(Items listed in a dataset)
#####

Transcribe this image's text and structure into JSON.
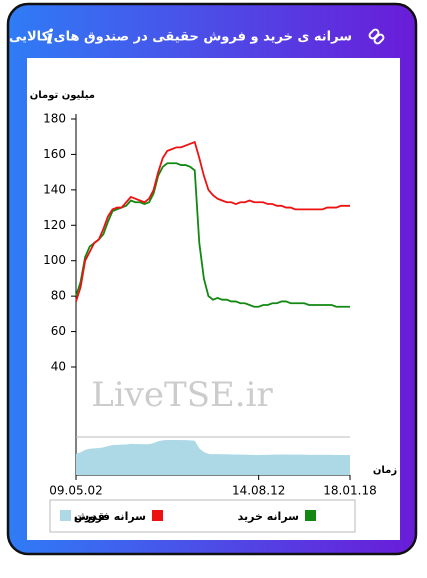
{
  "header": {
    "title": "سرانه ی خرید و فروش حقیقی در صندوق های کالایی",
    "info_icon": "i"
  },
  "chart_data": {
    "type": "line",
    "y_label": "میلیون تومان",
    "x_label": "زمان",
    "watermark": "LiveTSE.ir",
    "xlim": [
      0,
      60
    ],
    "xticks": [
      {
        "value": 0,
        "label": "09.05.02"
      },
      {
        "value": 40,
        "label": "14.08.12"
      },
      {
        "value": 60,
        "label": "18.01.18"
      }
    ],
    "ylim": [
      40,
      180
    ],
    "yticks": [
      40,
      60,
      80,
      100,
      120,
      140,
      160,
      180
    ],
    "series": [
      {
        "name": "سرانه خرید",
        "color": "#118811",
        "values": [
          80,
          88,
          102,
          108,
          110,
          112,
          115,
          122,
          128,
          129,
          130,
          131,
          134,
          133,
          133,
          132,
          133,
          138,
          148,
          153,
          155,
          155,
          155,
          154,
          154,
          153,
          151,
          110,
          90,
          80,
          78,
          79,
          78,
          78,
          77,
          77,
          76,
          76,
          75,
          74,
          74,
          75,
          75,
          76,
          76,
          77,
          77,
          76,
          76,
          76,
          76,
          75,
          75,
          75,
          75,
          75,
          75,
          74,
          74,
          74,
          74
        ]
      },
      {
        "name": "سرانه فروش",
        "color": "#ee1111",
        "values": [
          77,
          85,
          100,
          105,
          110,
          112,
          118,
          125,
          129,
          130,
          130,
          133,
          136,
          135,
          134,
          133,
          135,
          140,
          150,
          158,
          162,
          163,
          164,
          164,
          165,
          166,
          167,
          158,
          148,
          140,
          137,
          135,
          134,
          133,
          133,
          132,
          133,
          133,
          134,
          133,
          133,
          133,
          132,
          132,
          131,
          131,
          130,
          130,
          129,
          129,
          129,
          129,
          129,
          129,
          129,
          130,
          130,
          130,
          131,
          131,
          131
        ]
      },
      {
        "name": "قدرت",
        "color": "#add8e6"
      }
    ]
  }
}
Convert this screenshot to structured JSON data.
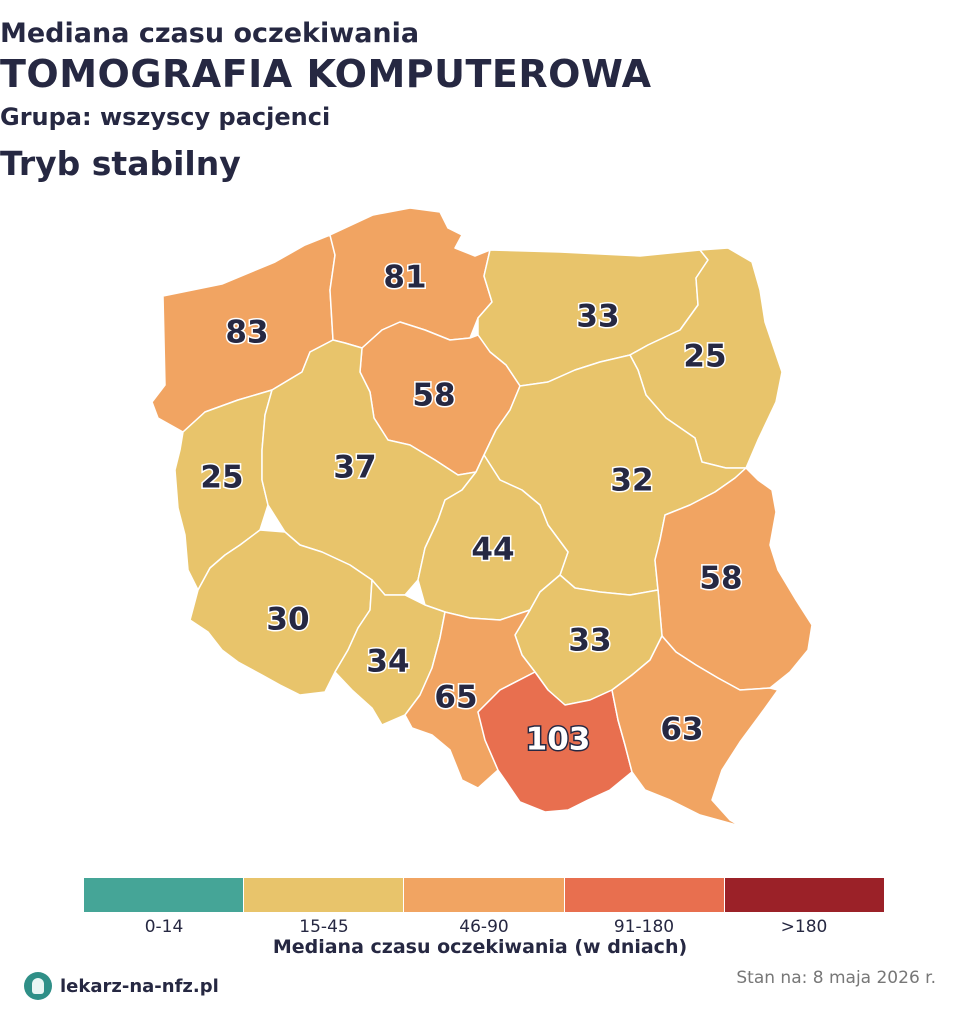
{
  "header": {
    "line1": "Mediana czasu oczekiwania",
    "line2": "TOMOGRAFIA KOMPUTEROWA",
    "line3": "Grupa: wszyscy pacjenci",
    "line4": "Tryb stabilny"
  },
  "colors": {
    "c0": "#45a597",
    "c1": "#e8c46b",
    "c2": "#f1a462",
    "c3": "#e86f4f",
    "c4": "#9b2128",
    "text": "#262842"
  },
  "regions": [
    {
      "id": "zachodniopomorskie",
      "value": "83",
      "band": 2
    },
    {
      "id": "pomorskie",
      "value": "81",
      "band": 2
    },
    {
      "id": "warminsko-mazurskie",
      "value": "33",
      "band": 1
    },
    {
      "id": "podlaskie",
      "value": "25",
      "band": 1
    },
    {
      "id": "kujawsko-pomorskie",
      "value": "58",
      "band": 2
    },
    {
      "id": "lubuskie",
      "value": "25",
      "band": 1
    },
    {
      "id": "wielkopolskie",
      "value": "37",
      "band": 1
    },
    {
      "id": "mazowieckie",
      "value": "32",
      "band": 1
    },
    {
      "id": "lodzkie",
      "value": "44",
      "band": 1
    },
    {
      "id": "lubelskie",
      "value": "58",
      "band": 2
    },
    {
      "id": "dolnoslaskie",
      "value": "30",
      "band": 1
    },
    {
      "id": "opolskie",
      "value": "34",
      "band": 1
    },
    {
      "id": "swietokrzyskie",
      "value": "33",
      "band": 1
    },
    {
      "id": "slaskie",
      "value": "65",
      "band": 2
    },
    {
      "id": "malopolskie",
      "value": "103",
      "band": 3
    },
    {
      "id": "podkarpackie",
      "value": "63",
      "band": 2
    }
  ],
  "legend": {
    "bins": [
      "0-14",
      "15-45",
      "46-90",
      "91-180",
      ">180"
    ],
    "title": "Mediana czasu oczekiwania (w dniach)"
  },
  "footer": {
    "brand": "lekarz-na-nfz.pl",
    "stan": "Stan na: 8 maja 2026 r."
  }
}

#####

*WHAT YOU WILL DO*
Write out again every line above exactly as given; the pictures do not belong in the copy.

*ANSWER TO THIS PROBLEM*
Transcribe this image's text and structure into JSON.
{
  "header": {
    "title": "سرانه ی خرید و فروش حقیقی در صندوق های کالایی",
    "info_icon": "i"
  },
  "chart_data": {
    "type": "line",
    "y_label": "میلیون تومان",
    "x_label": "زمان",
    "watermark": "LiveTSE.ir",
    "xlim": [
      0,
      60
    ],
    "xticks": [
      {
        "value": 0,
        "label": "09.05.02"
      },
      {
        "value": 40,
        "label": "14.08.12"
      },
      {
        "value": 60,
        "label": "18.01.18"
      }
    ],
    "ylim": [
      40,
      180
    ],
    "yticks": [
      40,
      60,
      80,
      100,
      120,
      140,
      160,
      180
    ],
    "series": [
      {
        "name": "سرانه خرید",
        "color": "#118811",
        "values": [
          80,
          88,
          102,
          108,
          110,
          112,
          115,
          122,
          128,
          129,
          130,
          131,
          134,
          133,
          133,
          132,
          133,
          138,
          148,
          153,
          155,
          155,
          155,
          154,
          154,
          153,
          151,
          110,
          90,
          80,
          78,
          79,
          78,
          78,
          77,
          77,
          76,
          76,
          75,
          74,
          74,
          75,
          75,
          76,
          76,
          77,
          77,
          76,
          76,
          76,
          76,
          75,
          75,
          75,
          75,
          75,
          75,
          74,
          74,
          74,
          74
        ]
      },
      {
        "name": "سرانه فروش",
        "color": "#ee1111",
        "values": [
          77,
          85,
          100,
          105,
          110,
          112,
          118,
          125,
          129,
          130,
          130,
          133,
          136,
          135,
          134,
          133,
          135,
          140,
          150,
          158,
          162,
          163,
          164,
          164,
          165,
          166,
          167,
          158,
          148,
          140,
          137,
          135,
          134,
          133,
          133,
          132,
          133,
          133,
          134,
          133,
          133,
          133,
          132,
          132,
          131,
          131,
          130,
          130,
          129,
          129,
          129,
          129,
          129,
          129,
          129,
          130,
          130,
          130,
          131,
          131,
          131
        ]
      },
      {
        "name": "قدرت",
        "color": "#add8e6"
      }
    ]
  }
}
Convert this screenshot to structured JSON data.
{
  "header": {
    "line1": "Mediana czasu oczekiwania",
    "line2": "TOMOGRAFIA KOMPUTEROWA",
    "line3": "Grupa: wszyscy pacjenci",
    "line4": "Tryb stabilny"
  },
  "colors": {
    "c0": "#45a597",
    "c1": "#e8c46b",
    "c2": "#f1a462",
    "c3": "#e86f4f",
    "c4": "#9b2128",
    "text": "#262842"
  },
  "regions": [
    {
      "id": "zachodniopomorskie",
      "value": "83",
      "band": 2
    },
    {
      "id": "pomorskie",
      "value": "81",
      "band": 2
    },
    {
      "id": "warminsko-mazurskie",
      "value": "33",
      "band": 1
    },
    {
      "id": "podlaskie",
      "value": "25",
      "band": 1
    },
    {
      "id": "kujawsko-pomorskie",
      "value": "58",
      "band": 2
    },
    {
      "id": "lubuskie",
      "value": "25",
      "band": 1
    },
    {
      "id": "wielkopolskie",
      "value": "37",
      "band": 1
    },
    {
      "id": "mazowieckie",
      "value": "32",
      "band": 1
    },
    {
      "id": "lodzkie",
      "value": "44",
      "band": 1
    },
    {
      "id": "lubelskie",
      "value": "58",
      "band": 2
    },
    {
      "id": "dolnoslaskie",
      "value": "30",
      "band": 1
    },
    {
      "id": "opolskie",
      "value": "34",
      "band": 1
    },
    {
      "id": "swietokrzyskie",
      "value": "33",
      "band": 1
    },
    {
      "id": "slaskie",
      "value": "65",
      "band": 2
    },
    {
      "id": "malopolskie",
      "value": "103",
      "band": 3
    },
    {
      "id": "podkarpackie",
      "value": "63",
      "band": 2
    }
  ],
  "legend": {
    "bins": [
      "0-14",
      "15-45",
      "46-90",
      "91-180",
      ">180"
    ],
    "title": "Mediana czasu oczekiwania (w dniach)"
  },
  "footer": {
    "brand": "lekarz-na-nfz.pl",
    "stan": "Stan na: 8 maja 2026 r."
  }
}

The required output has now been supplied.